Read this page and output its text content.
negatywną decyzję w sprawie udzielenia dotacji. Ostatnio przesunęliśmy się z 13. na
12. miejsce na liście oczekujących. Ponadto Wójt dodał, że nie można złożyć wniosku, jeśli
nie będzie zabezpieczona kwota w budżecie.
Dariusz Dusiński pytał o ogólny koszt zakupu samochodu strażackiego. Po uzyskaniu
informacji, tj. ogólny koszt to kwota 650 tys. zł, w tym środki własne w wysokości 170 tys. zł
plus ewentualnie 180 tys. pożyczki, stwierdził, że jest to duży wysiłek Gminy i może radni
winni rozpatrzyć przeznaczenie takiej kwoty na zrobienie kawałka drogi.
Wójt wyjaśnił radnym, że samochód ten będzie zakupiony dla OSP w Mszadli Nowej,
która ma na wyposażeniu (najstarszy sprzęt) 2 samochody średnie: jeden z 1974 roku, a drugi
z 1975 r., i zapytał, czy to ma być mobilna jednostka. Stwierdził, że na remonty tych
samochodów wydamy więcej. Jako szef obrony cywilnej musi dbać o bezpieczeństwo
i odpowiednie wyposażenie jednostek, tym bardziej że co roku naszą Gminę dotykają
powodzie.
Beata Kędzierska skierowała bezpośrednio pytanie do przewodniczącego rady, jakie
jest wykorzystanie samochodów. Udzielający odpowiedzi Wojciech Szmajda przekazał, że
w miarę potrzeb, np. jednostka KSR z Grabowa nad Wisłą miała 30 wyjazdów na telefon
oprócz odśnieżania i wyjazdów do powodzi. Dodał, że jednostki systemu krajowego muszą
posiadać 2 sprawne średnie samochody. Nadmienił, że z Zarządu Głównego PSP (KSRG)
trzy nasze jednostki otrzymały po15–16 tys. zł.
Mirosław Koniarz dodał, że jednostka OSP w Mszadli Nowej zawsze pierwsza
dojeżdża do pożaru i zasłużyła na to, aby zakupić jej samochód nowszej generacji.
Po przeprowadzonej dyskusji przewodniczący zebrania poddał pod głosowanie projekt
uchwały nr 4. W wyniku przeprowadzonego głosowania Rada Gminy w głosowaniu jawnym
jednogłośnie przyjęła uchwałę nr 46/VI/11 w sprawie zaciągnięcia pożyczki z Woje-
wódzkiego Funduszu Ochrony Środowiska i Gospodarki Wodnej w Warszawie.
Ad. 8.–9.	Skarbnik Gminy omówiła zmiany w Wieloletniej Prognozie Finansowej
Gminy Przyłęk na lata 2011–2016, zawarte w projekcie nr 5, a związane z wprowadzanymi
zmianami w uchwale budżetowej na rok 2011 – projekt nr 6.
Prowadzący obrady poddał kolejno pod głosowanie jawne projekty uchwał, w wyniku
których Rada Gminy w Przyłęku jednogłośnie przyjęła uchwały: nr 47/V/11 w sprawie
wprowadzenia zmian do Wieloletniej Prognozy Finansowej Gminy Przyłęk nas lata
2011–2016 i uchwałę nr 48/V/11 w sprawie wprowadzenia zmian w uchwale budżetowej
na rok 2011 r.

Short task ▸ Write out every entry above, word for word.

Response ▸
Read this page and output its text content.
negatywną decyzję w sprawie udzielenia dotacji. Ostatnio przesunęliśmy się z 13. na
12. miejsce na liście oczekujących. Ponadto Wójt dodał, że nie można złożyć wniosku, jeśli
nie będzie zabezpieczona kwota w budżecie.
Dariusz Dusiński pytał o ogólny koszt zakupu samochodu strażackiego. Po uzyskaniu
informacji, tj. ogólny koszt to kwota 650 tys. zł, w tym środki własne w wysokości 170 tys. zł
plus ewentualnie 180 tys. pożyczki, stwierdził, że jest to duży wysiłek Gminy i może radni
winni rozpatrzyć przeznaczenie takiej kwoty na zrobienie kawałka drogi.
Wójt wyjaśnił radnym, że samochód ten będzie zakupiony dla OSP w Mszadli Nowej,
która ma na wyposażeniu (najstarszy sprzęt) 2 samochody średnie: jeden z 1974 roku, a drugi
z 1975 r., i zapytał, czy to ma być mobilna jednostka. Stwierdził, że na remonty tych
samochodów wydamy więcej. Jako szef obrony cywilnej musi dbać o bezpieczeństwo
i odpowiednie wyposażenie jednostek, tym bardziej że co roku naszą Gminę dotykają
powodzie.
Beata Kędzierska skierowała bezpośrednio pytanie do przewodniczącego rady, jakie
jest wykorzystanie samochodów. Udzielający odpowiedzi Wojciech Szmajda przekazał, że
w miarę potrzeb, np. jednostka KSR z Grabowa nad Wisłą miała 30 wyjazdów na telefon
oprócz odśnieżania i wyjazdów do powodzi. Dodał, że jednostki systemu krajowego muszą
posiadać 2 sprawne średnie samochody. Nadmienił, że z Zarządu Głównego PSP (KSRG)
trzy nasze jednostki otrzymały po15–16 tys. zł.
Mirosław Koniarz dodał, że jednostka OSP w Mszadli Nowej zawsze pierwsza
dojeżdża do pożaru i zasłużyła na to, aby zakupić jej samochód nowszej generacji.
Po przeprowadzonej dyskusji przewodniczący zebrania poddał pod głosowanie projekt
uchwały nr 4. W wyniku przeprowadzonego głosowania Rada Gminy w głosowaniu jawnym
jednogłośnie przyjęła uchwałę nr 46/VI/11 w sprawie zaciągnięcia pożyczki z Woje-
wódzkiego Funduszu Ochrony Środowiska i Gospodarki Wodnej w Warszawie.
Ad. 8.–9.	Skarbnik Gminy omówiła zmiany w Wieloletniej Prognozie Finansowej
Gminy Przyłęk na lata 2011–2016, zawarte w projekcie nr 5, a związane z wprowadzanymi
zmianami w uchwale budżetowej na rok 2011 – projekt nr 6.
Prowadzący obrady poddał kolejno pod głosowanie jawne projekty uchwał, w wyniku
których Rada Gminy w Przyłęku jednogłośnie przyjęła uchwały: nr 47/V/11 w sprawie
wprowadzenia zmian do Wieloletniej Prognozy Finansowej Gminy Przyłęk nas lata
2011–2016 i uchwałę nr 48/V/11 w sprawie wprowadzenia zmian w uchwale budżetowej
na rok 2011 r.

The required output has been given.